» TASK DESCRIPTION
Select all lines in the records that include "Toldi".

(Stored items)
════════════════════

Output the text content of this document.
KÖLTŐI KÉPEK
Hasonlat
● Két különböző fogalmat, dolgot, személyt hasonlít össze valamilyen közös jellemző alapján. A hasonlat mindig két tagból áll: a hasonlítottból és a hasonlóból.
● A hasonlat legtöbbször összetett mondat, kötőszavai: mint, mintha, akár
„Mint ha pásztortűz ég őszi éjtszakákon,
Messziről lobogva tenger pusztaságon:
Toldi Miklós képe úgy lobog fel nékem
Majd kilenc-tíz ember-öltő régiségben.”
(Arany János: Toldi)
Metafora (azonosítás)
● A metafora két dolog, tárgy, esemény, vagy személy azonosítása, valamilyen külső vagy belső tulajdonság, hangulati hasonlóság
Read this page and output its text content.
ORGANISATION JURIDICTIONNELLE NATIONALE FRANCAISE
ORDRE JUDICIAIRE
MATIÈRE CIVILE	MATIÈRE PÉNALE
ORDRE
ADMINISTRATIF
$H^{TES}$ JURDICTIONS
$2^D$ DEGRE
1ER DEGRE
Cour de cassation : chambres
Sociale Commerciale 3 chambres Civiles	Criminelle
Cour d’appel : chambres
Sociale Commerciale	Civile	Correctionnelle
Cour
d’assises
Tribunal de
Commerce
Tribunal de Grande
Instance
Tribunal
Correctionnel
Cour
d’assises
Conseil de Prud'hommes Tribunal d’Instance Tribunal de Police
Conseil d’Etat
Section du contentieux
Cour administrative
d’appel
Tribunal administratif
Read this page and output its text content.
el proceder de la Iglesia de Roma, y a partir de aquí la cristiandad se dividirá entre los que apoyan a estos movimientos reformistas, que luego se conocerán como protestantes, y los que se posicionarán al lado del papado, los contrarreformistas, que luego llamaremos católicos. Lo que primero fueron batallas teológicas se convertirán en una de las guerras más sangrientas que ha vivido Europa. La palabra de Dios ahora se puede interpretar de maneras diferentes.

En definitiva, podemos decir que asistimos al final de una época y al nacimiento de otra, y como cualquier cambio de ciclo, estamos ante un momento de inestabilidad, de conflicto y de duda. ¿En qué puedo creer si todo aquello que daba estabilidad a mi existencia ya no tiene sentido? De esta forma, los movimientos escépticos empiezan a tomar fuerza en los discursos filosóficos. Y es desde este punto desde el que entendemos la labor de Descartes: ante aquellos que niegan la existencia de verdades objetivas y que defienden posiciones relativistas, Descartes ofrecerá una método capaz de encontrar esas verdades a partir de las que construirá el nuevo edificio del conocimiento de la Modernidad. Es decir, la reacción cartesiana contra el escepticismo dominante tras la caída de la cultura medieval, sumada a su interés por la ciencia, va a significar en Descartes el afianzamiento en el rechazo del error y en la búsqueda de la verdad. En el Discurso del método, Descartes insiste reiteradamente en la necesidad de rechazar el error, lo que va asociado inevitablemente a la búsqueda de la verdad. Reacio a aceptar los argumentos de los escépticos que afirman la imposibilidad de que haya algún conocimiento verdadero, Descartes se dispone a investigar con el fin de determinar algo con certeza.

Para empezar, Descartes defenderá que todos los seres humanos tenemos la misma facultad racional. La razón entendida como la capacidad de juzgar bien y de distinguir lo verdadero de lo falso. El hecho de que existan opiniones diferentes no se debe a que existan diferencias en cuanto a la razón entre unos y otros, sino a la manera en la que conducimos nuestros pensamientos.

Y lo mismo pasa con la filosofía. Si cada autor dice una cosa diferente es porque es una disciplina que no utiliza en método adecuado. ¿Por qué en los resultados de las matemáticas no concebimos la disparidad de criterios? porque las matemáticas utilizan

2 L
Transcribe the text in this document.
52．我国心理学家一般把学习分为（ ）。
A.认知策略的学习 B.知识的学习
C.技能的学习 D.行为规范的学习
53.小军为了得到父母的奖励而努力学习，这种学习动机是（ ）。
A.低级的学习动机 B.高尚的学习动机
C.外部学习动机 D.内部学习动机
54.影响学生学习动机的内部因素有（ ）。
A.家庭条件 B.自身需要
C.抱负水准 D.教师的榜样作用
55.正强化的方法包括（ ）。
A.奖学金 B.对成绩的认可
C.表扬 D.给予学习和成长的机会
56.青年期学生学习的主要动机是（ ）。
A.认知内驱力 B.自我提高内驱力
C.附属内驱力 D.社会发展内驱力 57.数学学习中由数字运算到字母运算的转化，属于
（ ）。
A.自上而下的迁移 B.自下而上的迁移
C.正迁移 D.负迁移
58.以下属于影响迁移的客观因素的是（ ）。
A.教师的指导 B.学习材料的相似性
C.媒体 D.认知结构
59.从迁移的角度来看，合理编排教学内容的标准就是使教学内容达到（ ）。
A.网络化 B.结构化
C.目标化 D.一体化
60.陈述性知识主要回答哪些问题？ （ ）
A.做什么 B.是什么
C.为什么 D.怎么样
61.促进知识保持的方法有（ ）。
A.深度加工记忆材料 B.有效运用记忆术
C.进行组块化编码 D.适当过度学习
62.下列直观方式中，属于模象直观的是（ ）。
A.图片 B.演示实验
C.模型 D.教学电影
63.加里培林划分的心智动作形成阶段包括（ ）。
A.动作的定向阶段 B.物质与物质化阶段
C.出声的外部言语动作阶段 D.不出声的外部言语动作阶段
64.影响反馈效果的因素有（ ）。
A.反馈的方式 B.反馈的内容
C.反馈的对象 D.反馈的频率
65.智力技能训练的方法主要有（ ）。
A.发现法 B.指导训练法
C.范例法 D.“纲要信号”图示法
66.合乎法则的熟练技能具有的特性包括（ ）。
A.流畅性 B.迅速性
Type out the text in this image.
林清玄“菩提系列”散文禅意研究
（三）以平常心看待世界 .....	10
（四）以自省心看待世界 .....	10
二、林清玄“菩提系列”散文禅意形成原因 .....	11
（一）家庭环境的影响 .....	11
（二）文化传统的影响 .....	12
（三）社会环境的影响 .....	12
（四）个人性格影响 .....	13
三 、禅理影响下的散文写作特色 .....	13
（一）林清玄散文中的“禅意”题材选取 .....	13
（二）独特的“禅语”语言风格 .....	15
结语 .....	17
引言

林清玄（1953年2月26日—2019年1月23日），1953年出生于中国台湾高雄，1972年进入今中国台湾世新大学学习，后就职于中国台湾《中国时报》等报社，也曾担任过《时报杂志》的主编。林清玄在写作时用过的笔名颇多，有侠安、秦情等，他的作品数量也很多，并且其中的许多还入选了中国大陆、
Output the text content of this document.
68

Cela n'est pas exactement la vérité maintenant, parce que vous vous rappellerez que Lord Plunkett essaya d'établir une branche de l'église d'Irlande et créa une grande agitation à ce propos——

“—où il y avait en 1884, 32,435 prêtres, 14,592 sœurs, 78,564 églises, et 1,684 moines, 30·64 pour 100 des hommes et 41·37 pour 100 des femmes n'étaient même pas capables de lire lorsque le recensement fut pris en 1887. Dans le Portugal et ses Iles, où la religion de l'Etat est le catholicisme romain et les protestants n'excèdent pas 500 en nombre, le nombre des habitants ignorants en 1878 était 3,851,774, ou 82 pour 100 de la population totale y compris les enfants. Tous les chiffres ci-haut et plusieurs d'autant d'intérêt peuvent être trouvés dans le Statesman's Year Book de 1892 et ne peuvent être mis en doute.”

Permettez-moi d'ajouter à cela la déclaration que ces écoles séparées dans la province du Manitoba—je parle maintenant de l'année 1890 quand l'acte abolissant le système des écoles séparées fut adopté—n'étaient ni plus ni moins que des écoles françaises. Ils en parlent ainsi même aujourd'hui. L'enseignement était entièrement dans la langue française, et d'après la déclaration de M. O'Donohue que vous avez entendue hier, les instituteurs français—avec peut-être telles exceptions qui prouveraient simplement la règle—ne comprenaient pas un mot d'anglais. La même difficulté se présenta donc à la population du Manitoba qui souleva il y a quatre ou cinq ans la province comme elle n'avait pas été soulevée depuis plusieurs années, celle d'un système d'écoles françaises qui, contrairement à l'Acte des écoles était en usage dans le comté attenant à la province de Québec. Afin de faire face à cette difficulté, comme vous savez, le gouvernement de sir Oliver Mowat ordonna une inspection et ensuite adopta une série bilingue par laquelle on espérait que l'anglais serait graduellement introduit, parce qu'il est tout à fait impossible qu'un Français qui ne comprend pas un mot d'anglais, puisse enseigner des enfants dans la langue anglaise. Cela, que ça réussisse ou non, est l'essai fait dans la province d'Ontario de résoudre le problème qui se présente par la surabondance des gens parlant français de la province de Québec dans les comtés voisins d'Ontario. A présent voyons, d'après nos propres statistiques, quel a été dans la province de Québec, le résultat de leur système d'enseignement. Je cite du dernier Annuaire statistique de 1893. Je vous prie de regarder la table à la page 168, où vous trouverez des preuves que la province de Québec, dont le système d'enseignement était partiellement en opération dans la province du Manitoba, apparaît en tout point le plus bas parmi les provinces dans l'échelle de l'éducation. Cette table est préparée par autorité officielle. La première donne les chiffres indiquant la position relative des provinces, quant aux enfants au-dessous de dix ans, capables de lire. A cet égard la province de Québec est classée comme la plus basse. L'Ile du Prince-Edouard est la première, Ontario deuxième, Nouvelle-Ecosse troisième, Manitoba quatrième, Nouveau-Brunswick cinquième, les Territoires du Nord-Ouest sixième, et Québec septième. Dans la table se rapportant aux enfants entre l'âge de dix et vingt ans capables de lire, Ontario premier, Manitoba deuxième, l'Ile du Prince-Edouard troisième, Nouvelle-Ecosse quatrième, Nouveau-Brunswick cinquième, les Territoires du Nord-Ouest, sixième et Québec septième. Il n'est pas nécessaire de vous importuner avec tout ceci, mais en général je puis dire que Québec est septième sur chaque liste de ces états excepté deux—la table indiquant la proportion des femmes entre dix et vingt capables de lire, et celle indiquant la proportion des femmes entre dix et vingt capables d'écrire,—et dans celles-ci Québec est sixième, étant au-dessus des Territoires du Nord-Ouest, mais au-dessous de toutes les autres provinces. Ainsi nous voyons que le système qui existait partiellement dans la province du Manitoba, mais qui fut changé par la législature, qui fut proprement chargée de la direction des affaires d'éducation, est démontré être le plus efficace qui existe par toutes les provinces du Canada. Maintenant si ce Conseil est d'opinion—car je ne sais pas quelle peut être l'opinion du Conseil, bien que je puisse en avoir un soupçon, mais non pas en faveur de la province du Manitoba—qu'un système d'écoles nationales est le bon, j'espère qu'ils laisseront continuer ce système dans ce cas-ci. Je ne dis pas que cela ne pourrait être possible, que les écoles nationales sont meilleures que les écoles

════════════════════

» TASK RESPONSE
Toldi Miklós képe úgy lobog fel nékem
(Arany János: Toldi)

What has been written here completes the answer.